### DATASET ENTRIES ###

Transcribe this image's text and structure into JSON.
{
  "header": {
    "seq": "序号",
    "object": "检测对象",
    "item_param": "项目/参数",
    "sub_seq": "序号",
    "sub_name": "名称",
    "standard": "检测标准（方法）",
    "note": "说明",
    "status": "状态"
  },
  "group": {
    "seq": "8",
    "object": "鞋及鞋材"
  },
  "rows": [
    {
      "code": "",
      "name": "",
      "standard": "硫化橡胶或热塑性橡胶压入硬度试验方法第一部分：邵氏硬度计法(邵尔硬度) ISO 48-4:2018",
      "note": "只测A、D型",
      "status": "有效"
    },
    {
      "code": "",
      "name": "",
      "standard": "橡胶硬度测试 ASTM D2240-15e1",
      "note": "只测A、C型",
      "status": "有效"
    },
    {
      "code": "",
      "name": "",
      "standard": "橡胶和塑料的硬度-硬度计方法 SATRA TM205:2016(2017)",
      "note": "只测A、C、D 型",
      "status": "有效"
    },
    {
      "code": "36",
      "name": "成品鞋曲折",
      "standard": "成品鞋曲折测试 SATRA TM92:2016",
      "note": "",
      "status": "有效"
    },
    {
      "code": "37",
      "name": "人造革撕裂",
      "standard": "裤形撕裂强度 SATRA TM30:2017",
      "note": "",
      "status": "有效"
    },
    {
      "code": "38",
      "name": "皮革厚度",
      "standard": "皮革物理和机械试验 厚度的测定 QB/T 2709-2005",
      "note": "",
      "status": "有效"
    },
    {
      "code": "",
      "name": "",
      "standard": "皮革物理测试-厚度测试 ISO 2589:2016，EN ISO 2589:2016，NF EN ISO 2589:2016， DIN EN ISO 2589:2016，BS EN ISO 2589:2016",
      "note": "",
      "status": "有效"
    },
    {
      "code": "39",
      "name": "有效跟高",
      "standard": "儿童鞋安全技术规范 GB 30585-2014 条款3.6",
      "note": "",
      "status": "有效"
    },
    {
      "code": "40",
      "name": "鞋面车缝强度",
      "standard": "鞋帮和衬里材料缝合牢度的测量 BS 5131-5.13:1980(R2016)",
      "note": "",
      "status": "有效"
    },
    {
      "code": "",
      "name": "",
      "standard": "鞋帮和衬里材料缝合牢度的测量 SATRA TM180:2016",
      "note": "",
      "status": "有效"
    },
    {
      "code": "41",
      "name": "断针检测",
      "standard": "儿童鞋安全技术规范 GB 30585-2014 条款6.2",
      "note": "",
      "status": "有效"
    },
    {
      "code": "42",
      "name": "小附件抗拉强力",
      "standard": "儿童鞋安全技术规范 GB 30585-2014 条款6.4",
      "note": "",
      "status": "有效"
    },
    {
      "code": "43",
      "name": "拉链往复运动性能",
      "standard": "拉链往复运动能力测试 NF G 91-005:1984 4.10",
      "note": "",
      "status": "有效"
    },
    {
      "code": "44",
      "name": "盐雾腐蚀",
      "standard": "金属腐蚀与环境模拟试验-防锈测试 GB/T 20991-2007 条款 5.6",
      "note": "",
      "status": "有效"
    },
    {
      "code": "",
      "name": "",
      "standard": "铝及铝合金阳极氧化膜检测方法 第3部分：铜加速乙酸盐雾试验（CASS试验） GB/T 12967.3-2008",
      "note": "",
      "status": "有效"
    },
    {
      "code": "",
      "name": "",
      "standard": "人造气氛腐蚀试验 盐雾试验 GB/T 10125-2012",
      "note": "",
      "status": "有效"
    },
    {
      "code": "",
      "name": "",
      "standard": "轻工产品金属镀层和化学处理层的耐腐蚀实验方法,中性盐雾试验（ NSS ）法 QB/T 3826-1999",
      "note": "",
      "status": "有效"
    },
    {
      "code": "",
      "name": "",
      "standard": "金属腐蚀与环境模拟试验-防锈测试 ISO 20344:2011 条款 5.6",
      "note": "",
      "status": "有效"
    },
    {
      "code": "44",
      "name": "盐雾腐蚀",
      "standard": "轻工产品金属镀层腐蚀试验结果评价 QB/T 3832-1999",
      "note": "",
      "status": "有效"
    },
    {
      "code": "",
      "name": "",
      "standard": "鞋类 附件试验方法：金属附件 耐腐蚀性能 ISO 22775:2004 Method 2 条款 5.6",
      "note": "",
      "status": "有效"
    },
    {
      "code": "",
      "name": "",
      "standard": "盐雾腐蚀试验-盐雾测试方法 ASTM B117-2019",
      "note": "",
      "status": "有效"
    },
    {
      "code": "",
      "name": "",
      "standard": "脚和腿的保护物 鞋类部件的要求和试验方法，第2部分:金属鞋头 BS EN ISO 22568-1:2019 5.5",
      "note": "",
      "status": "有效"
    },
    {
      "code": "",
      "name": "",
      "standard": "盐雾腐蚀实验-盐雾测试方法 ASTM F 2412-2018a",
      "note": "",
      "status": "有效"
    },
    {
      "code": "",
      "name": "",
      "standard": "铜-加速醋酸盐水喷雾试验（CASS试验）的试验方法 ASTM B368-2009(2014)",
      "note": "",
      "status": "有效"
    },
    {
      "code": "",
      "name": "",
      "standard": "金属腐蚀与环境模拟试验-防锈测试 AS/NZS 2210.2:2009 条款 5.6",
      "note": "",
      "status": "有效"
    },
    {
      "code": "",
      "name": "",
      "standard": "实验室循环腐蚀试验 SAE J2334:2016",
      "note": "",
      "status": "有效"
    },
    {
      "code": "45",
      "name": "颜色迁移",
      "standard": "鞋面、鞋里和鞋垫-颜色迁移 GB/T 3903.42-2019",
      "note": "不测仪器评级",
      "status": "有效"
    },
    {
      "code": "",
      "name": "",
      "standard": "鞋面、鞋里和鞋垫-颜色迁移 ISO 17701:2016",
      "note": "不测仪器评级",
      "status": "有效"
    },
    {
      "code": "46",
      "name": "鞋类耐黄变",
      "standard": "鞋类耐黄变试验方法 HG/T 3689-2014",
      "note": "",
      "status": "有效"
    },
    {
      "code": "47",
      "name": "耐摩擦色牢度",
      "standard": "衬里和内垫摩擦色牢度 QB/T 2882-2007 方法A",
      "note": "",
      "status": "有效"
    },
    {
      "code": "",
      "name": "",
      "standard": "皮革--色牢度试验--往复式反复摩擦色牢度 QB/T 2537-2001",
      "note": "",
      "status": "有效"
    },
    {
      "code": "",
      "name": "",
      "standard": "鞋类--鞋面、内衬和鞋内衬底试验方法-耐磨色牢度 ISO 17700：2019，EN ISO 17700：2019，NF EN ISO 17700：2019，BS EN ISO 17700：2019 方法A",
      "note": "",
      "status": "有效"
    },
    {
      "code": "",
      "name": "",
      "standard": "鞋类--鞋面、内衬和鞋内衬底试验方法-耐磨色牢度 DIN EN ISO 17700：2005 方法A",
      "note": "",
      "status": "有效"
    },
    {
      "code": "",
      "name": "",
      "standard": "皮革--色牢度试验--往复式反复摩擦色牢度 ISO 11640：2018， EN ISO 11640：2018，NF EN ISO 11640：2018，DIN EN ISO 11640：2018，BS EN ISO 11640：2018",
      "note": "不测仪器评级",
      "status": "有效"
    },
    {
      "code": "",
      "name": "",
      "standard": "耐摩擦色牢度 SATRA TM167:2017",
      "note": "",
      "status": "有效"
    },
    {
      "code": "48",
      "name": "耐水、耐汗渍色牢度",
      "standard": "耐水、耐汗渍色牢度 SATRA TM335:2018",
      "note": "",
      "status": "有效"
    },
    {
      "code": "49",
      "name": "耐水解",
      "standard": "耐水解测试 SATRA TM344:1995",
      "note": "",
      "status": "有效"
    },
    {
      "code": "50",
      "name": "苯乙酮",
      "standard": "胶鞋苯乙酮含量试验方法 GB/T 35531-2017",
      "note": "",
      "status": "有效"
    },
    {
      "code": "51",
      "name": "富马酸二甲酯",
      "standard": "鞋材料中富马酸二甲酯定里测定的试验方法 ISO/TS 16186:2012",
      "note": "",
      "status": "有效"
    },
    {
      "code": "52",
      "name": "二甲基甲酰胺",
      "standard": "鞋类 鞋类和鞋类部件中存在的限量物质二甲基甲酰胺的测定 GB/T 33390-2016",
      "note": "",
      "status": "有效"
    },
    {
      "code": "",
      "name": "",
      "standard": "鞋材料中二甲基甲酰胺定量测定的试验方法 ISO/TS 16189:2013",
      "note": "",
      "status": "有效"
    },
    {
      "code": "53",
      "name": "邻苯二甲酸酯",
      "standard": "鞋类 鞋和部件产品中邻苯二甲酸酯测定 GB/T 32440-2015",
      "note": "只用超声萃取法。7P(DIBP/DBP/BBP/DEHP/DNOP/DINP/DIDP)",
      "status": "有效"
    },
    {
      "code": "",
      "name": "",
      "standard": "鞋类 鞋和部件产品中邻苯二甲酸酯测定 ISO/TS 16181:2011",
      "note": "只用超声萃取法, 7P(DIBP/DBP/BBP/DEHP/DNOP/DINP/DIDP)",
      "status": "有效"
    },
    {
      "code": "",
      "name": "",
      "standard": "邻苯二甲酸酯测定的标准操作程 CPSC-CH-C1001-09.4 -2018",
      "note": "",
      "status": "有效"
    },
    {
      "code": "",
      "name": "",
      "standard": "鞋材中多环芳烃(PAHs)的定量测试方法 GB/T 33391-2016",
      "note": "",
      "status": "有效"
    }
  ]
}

###

TASK DESCRIPTION — List every line from the entries above in which "耐磨色牢度" appears.

TASK SOLUTION —
      "standard": "鞋类--鞋面、内衬和鞋内衬底试验方法-耐磨色牢度 ISO 17700：2019，EN ISO 17700：2019，NF EN ISO 17700：2019，BS EN ISO 17700：2019 方法A",
      "standard": "鞋类--鞋面、内衬和鞋内衬底试验方法-耐磨色牢度 DIN EN ISO 17700：2005 方法A",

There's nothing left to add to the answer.